Brendan Murtagh (born 1983) is an Irish hurler. His league and championship career with the Westmeath senior team spanned twenty seasons from 2001 until 2020.

Born in Mullingar, County Westmeath, Murtagh was educated at Mullingar Community College and later at Sligo Institute of Technology. He first played competitive hurling at juvenile and underage levels with Clonkill, before later joining the senior team. The highlight of Murtagh's club career was the winning of an All-Ireland medal in the intermediate grade in 2008. He also won a Leinster medal and six senior county championship medals. As a Gaelic footballer, Murtagh won two senior county championship medals with the Downs club.

********************

> _WRITTEN EXERCISE 1_
Summarize the text about Brendan Murtagh in two sentences.
> _WRITTEN EXERCISE 2_
Pick up the piece on Brendan Murtagh after its final sentence and keep writing.

********************

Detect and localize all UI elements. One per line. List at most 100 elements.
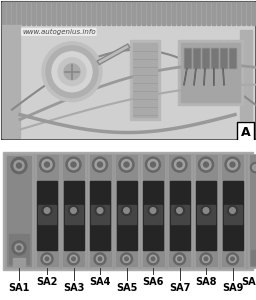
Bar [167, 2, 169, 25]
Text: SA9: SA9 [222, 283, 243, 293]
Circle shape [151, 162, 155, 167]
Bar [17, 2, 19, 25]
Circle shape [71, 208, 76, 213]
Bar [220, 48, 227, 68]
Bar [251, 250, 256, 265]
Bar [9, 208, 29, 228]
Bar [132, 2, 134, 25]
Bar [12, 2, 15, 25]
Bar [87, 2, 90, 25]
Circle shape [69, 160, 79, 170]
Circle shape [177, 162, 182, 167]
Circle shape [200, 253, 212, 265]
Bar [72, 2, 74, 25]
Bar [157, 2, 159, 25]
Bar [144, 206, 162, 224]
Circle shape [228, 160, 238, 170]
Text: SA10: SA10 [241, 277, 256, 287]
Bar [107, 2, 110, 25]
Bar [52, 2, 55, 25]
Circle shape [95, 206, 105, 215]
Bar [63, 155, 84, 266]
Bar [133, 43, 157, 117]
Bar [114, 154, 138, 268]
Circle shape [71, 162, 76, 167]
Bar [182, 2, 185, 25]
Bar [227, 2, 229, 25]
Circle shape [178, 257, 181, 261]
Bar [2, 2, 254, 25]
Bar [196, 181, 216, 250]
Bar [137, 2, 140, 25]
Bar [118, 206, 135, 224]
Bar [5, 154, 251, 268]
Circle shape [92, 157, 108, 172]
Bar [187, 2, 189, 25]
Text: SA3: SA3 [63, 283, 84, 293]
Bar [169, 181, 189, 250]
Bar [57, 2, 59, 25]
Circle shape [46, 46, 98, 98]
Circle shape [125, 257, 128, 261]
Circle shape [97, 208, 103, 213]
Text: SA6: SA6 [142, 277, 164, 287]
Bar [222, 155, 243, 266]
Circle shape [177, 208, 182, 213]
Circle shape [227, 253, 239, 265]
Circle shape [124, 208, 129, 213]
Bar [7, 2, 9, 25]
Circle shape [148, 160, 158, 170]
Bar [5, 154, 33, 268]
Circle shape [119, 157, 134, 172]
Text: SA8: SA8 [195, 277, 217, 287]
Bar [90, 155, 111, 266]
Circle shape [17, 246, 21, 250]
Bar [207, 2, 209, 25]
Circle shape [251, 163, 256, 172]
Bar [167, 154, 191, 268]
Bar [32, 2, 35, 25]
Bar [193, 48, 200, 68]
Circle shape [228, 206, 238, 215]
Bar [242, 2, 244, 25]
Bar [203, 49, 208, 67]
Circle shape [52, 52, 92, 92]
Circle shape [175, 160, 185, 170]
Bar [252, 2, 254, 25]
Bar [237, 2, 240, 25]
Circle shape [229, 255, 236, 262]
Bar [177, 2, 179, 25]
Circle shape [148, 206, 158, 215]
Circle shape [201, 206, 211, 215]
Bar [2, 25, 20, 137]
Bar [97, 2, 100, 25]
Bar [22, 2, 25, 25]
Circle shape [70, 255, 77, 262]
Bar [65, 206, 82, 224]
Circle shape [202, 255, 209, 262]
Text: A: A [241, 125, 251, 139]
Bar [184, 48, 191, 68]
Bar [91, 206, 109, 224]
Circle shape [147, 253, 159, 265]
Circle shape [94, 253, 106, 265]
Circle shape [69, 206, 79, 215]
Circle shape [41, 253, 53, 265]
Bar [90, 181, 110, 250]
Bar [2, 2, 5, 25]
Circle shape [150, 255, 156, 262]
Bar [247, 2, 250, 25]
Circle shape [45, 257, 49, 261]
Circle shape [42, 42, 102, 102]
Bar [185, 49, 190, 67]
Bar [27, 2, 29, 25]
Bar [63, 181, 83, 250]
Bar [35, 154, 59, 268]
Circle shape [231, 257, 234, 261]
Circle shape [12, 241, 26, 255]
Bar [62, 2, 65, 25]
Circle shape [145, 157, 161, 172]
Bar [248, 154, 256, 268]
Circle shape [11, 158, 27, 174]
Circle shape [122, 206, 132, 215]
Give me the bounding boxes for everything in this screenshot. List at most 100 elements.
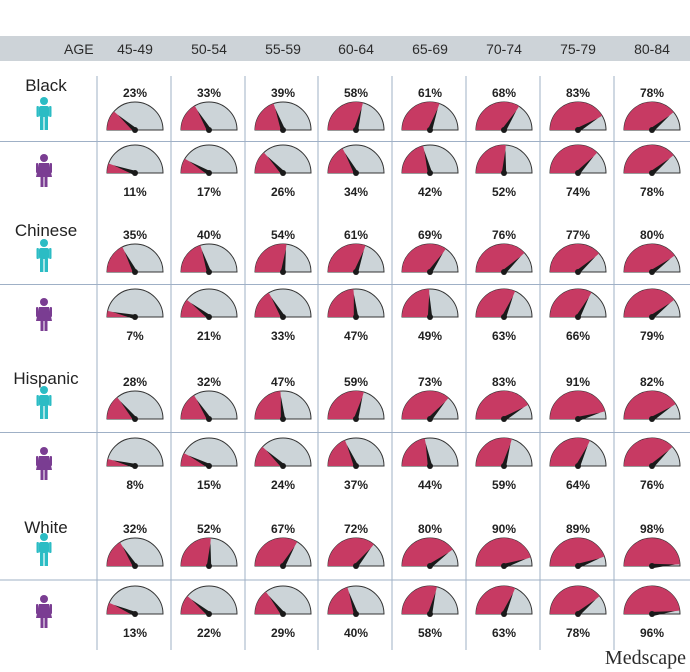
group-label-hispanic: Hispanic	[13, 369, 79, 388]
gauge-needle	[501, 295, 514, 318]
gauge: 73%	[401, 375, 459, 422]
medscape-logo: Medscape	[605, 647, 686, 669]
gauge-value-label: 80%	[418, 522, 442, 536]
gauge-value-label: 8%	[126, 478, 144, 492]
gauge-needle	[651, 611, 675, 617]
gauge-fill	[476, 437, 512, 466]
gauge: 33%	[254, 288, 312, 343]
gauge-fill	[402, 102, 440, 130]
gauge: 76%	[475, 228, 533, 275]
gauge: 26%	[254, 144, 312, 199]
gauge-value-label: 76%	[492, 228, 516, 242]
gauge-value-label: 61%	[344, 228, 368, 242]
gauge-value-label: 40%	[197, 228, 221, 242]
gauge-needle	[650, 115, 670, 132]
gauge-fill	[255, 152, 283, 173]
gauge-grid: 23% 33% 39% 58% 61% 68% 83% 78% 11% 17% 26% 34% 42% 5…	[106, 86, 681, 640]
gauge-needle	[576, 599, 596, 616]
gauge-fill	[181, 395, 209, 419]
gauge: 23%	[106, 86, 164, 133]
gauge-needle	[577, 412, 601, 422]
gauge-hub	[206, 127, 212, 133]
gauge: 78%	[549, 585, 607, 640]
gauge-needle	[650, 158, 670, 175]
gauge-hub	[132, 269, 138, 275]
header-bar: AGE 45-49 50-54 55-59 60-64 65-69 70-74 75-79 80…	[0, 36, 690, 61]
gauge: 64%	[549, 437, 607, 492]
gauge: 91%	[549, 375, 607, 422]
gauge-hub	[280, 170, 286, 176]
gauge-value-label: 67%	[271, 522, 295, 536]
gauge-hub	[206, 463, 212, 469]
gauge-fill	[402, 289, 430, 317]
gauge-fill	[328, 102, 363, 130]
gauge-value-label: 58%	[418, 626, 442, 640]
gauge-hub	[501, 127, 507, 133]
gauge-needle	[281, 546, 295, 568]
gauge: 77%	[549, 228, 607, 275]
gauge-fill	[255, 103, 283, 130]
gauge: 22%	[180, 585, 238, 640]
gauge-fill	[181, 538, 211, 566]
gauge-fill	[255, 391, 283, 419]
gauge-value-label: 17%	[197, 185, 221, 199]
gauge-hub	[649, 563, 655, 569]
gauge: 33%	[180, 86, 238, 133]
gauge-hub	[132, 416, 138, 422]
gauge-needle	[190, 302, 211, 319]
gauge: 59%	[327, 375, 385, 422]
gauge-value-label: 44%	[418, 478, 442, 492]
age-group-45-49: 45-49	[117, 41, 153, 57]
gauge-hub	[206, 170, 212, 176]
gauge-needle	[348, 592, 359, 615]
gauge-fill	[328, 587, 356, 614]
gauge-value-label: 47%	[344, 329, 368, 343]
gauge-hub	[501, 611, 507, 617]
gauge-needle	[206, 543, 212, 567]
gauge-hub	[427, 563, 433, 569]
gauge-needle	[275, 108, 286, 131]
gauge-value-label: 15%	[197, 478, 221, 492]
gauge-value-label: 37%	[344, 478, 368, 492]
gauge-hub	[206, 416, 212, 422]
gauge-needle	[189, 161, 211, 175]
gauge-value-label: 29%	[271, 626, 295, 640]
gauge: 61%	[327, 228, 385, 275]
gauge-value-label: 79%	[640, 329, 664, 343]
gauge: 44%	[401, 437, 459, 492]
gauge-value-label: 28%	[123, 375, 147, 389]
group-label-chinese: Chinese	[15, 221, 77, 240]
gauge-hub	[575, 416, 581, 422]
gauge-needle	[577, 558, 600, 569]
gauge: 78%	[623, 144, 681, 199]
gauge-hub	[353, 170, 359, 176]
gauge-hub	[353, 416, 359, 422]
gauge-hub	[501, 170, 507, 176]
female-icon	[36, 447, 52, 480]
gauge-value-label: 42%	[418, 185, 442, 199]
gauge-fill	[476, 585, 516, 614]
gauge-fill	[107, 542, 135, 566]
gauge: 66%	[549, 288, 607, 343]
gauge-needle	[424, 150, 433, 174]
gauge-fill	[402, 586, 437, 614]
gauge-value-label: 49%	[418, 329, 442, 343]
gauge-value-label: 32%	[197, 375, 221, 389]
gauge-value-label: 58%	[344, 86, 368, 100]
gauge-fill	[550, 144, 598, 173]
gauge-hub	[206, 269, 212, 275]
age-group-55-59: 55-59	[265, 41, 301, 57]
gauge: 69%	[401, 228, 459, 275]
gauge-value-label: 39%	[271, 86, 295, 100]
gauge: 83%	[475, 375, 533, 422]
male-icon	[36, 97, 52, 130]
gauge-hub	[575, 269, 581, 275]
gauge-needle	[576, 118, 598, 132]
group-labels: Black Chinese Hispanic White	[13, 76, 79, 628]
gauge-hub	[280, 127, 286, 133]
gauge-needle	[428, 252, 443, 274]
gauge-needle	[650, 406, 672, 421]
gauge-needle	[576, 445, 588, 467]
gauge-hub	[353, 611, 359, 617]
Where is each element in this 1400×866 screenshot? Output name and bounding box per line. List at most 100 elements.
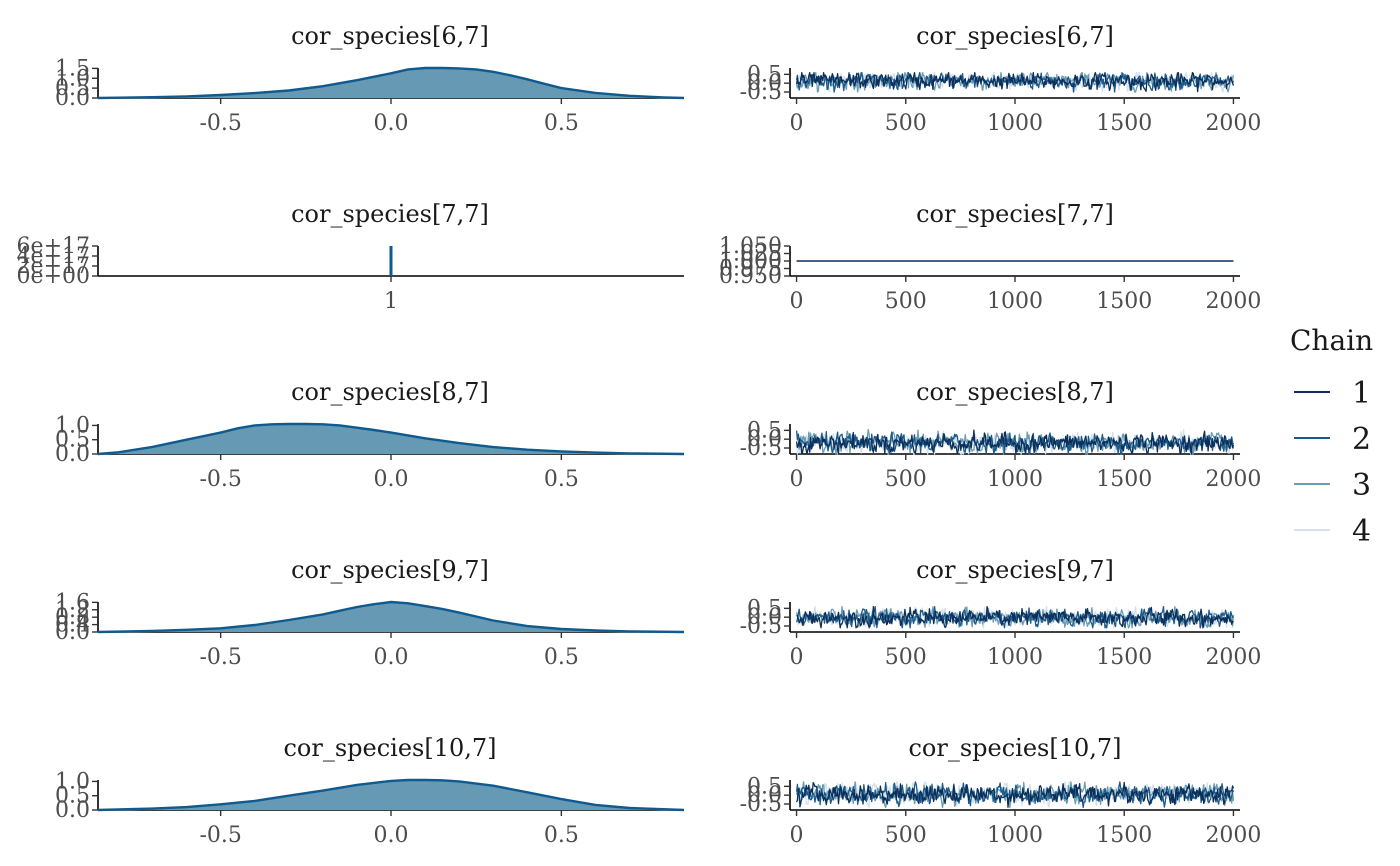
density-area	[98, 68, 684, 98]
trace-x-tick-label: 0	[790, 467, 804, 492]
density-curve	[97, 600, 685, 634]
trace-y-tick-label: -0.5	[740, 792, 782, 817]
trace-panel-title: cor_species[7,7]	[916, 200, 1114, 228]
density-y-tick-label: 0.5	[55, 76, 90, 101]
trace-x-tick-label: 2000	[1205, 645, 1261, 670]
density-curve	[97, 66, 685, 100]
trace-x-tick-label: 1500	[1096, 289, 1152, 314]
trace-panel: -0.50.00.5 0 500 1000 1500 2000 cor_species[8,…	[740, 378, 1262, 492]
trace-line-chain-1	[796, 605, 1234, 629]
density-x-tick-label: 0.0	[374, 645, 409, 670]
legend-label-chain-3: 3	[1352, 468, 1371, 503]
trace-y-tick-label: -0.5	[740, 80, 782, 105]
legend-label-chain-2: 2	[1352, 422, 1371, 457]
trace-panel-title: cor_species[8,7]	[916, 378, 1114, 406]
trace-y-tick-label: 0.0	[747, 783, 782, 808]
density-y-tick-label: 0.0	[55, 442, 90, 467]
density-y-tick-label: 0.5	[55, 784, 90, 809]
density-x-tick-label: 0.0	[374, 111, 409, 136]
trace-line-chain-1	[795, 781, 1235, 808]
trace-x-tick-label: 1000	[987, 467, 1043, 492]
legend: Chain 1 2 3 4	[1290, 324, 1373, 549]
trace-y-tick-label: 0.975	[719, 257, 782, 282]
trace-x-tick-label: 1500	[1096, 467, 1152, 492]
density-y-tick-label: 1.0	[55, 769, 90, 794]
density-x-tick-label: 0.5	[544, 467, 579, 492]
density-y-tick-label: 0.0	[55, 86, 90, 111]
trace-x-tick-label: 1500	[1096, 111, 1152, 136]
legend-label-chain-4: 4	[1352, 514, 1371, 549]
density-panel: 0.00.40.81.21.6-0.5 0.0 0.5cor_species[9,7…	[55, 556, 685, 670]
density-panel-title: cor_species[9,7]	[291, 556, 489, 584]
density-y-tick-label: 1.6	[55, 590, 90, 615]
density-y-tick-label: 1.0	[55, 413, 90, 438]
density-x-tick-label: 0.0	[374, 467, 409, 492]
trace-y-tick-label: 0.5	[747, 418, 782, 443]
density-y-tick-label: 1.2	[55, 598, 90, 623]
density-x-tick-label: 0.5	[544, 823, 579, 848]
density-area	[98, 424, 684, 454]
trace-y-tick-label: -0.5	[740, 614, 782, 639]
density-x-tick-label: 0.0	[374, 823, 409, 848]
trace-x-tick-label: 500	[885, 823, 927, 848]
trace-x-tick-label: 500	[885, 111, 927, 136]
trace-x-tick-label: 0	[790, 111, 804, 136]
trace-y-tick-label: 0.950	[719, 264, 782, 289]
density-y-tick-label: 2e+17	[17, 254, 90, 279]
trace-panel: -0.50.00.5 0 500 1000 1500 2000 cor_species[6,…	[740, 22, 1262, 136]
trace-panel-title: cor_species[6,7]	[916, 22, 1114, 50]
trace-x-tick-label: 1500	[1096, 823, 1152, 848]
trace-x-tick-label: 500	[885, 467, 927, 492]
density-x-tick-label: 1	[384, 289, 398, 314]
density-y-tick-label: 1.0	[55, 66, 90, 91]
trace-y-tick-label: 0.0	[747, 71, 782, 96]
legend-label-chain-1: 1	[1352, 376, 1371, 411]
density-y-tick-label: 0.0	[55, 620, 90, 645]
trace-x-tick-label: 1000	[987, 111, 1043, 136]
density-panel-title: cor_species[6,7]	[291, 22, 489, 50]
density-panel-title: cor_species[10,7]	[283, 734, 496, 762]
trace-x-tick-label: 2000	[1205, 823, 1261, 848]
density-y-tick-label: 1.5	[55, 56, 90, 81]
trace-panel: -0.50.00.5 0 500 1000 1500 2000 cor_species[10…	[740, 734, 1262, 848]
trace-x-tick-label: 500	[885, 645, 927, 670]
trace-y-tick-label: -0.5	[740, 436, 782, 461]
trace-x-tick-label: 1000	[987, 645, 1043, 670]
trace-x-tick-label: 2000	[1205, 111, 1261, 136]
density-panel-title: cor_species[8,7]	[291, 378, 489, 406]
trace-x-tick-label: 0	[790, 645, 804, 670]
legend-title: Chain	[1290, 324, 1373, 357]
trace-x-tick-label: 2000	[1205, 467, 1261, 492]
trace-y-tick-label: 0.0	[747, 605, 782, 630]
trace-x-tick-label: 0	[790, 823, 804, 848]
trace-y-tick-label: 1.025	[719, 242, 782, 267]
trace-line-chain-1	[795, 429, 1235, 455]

********************

> _FINAL ANSWER 1_
Brendan Murtagh, born in Mullingar in 1983, is an Irish hurler whose league and championship career with the Westmeath senior team lasted twenty seasons, from 2001 until 2020. With Clonkill he won an All-Ireland intermediate medal in 2008, a Leinster medal and six senior county championship medals, and as a Gaelic footballer he won two senior county championship medals with the Downs club.

> _FINAL ANSWER 2_
Murtagh made his debut on the inter-county scene at the age of fifteen when he was selected for the Westmeath minor team. He enjoyed a successful tenure in this grade, culminating with the winning of an All-Ireland medal in 1999. Murtagh subsequently joined the Westmeath under-21 team, winning All-Ireland medals in 2000 and 2003. By this stage he had also joined the Westmeath senior team, making his debut during the 2001 championship. Over the course of the next seventeen seasons, Murtagh won three Christy Ring Cup medals. He also won a National League Division 2 medal in 2008. Murtagh played his last game for Westmeath in November 2020.

After missing out on selection for the Leinster inter-provincial team through injury, Murtagh was included on the starting fifteen in 2009. He was a regular in several campaigns and won two Railway Cup medals.

He has been a Westmeath senior hurling selector.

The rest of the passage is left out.